EXTRACTED RECORDS
┏━━
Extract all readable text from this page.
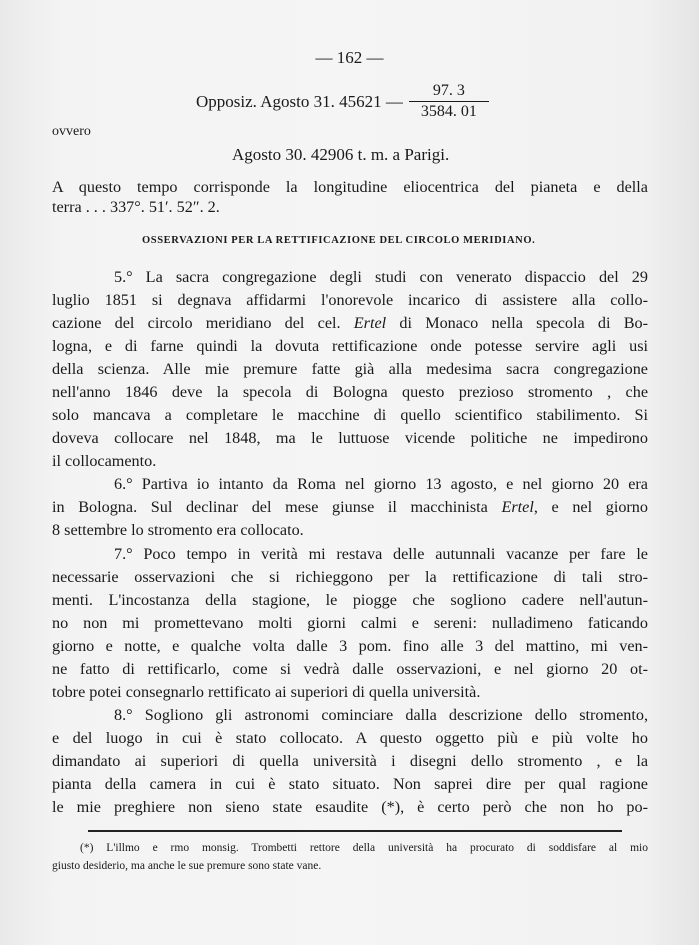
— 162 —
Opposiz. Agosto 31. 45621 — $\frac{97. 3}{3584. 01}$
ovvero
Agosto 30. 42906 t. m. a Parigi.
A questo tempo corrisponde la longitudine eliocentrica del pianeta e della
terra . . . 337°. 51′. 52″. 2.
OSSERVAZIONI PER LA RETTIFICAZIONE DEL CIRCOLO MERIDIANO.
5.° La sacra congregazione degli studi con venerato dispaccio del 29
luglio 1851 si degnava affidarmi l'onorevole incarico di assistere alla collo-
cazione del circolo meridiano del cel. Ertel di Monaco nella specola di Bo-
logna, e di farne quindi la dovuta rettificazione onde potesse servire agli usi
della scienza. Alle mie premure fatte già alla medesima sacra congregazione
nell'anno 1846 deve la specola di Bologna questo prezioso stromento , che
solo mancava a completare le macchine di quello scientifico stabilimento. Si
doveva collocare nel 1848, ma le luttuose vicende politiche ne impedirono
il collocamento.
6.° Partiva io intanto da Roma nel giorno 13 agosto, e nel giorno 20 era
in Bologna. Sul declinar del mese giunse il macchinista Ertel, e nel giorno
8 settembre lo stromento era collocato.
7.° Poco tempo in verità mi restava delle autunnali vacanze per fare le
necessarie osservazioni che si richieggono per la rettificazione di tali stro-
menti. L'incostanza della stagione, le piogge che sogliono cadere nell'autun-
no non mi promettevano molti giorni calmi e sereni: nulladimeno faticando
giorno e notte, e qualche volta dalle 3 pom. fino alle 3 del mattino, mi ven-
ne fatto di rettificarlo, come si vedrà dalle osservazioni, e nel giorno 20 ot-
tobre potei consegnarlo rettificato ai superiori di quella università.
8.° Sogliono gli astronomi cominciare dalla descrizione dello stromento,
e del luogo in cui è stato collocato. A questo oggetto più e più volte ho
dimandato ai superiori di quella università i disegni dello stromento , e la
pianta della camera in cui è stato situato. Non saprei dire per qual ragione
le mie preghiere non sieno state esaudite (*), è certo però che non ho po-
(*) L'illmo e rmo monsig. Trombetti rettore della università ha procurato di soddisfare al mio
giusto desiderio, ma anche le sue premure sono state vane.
┗━━
┏━━
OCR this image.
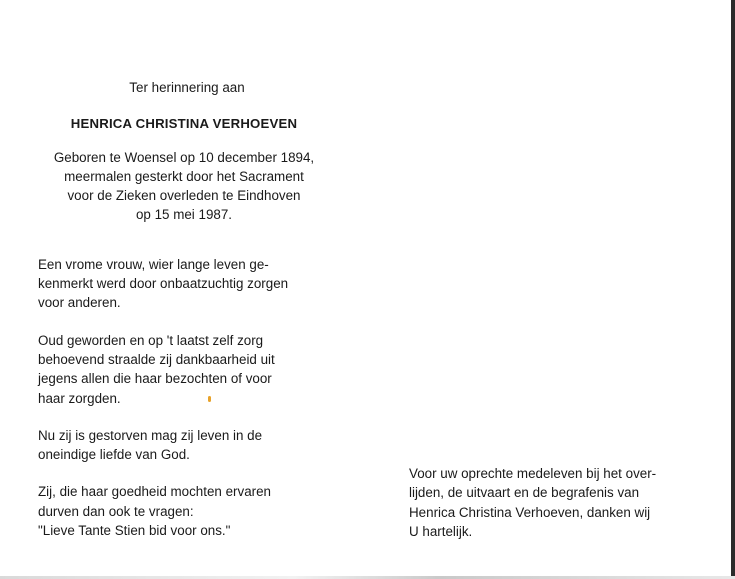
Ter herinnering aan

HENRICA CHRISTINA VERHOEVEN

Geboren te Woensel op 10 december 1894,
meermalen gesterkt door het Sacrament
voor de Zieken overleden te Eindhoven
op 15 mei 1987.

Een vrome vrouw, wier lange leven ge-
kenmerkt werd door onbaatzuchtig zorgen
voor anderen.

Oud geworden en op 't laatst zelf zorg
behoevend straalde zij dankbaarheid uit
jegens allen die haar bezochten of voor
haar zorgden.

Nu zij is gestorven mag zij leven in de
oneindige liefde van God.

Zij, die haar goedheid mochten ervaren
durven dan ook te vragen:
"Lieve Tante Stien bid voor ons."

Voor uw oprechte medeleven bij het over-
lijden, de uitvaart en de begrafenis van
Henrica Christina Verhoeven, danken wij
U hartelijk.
┗━━
WHAT YOU HAVE TO DO
Show, from the listing above, each line that contains the word "della".

TASK RESULT
A questo tempo corrisponde la longitudine eliocentrica del pianeta e della
della scienza. Alle mie premure fatte già alla medesima sacra congregazione
menti. L'incostanza della stagione, le piogge che sogliono cadere nell'autun-
pianta della camera in cui è stato situato. Non saprei dire per qual ragione
(*) L'illmo e rmo monsig. Trombetti rettore della università ha procurato di soddisfare al mio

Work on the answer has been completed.